═════ RECORDS FOR THIS EXERCISE

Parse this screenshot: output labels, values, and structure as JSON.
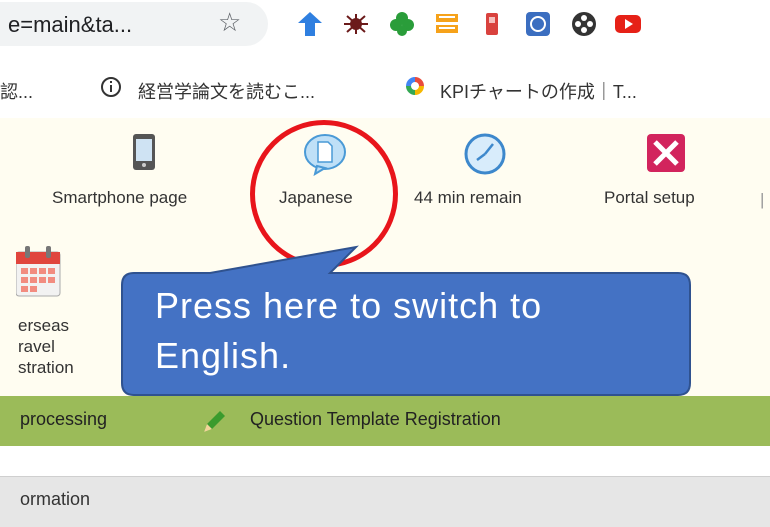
{
  "browser": {
    "url_fragment": "e=main&ta...",
    "bookmarks": [
      {
        "label": "認..."
      },
      {
        "label": "経営学論文を読むこ..."
      },
      {
        "label": "KPIチャートの作成｜T..."
      }
    ]
  },
  "toolbar": {
    "items": [
      {
        "label": "Smartphone page",
        "icon": "smartphone-icon"
      },
      {
        "label": "Japanese",
        "icon": "language-bubble-icon"
      },
      {
        "label": "44 min remain",
        "icon": "clock-icon"
      },
      {
        "label": "Portal setup",
        "icon": "tools-icon"
      }
    ]
  },
  "travel_tile": {
    "line1": "erseas",
    "line2": "ravel",
    "line3": "stration",
    "icon": "calendar-icon"
  },
  "menu": {
    "items": [
      {
        "label": "processing"
      },
      {
        "label": "Question Template Registration",
        "icon": "pencil-icon"
      }
    ]
  },
  "info_header": "ormation",
  "callout": {
    "line1": "Press here to switch to",
    "line2": "English.",
    "color": "#4472c4",
    "ring_color": "#e8151b"
  }
}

══════════

### WHAT THE TASK ASKS
Quote every line of the records above exactly; no picture is to be copied.

### RESULT OF THIS EXERCISE
Parse this screenshot: output labels, values, and structure as JSON.
{
  "browser": {
    "url_fragment": "e=main&ta...",
    "bookmarks": [
      {
        "label": "認..."
      },
      {
        "label": "経営学論文を読むこ..."
      },
      {
        "label": "KPIチャートの作成｜T..."
      }
    ]
  },
  "toolbar": {
    "items": [
      {
        "label": "Smartphone page",
        "icon": "smartphone-icon"
      },
      {
        "label": "Japanese",
        "icon": "language-bubble-icon"
      },
      {
        "label": "44 min remain",
        "icon": "clock-icon"
      },
      {
        "label": "Portal setup",
        "icon": "tools-icon"
      }
    ]
  },
  "travel_tile": {
    "line1": "erseas",
    "line2": "ravel",
    "line3": "stration",
    "icon": "calendar-icon"
  },
  "menu": {
    "items": [
      {
        "label": "processing"
      },
      {
        "label": "Question Template Registration",
        "icon": "pencil-icon"
      }
    ]
  },
  "info_header": "ormation",
  "callout": {
    "line1": "Press here to switch to",
    "line2": "English.",
    "color": "#4472c4",
    "ring_color": "#e8151b"
  }
}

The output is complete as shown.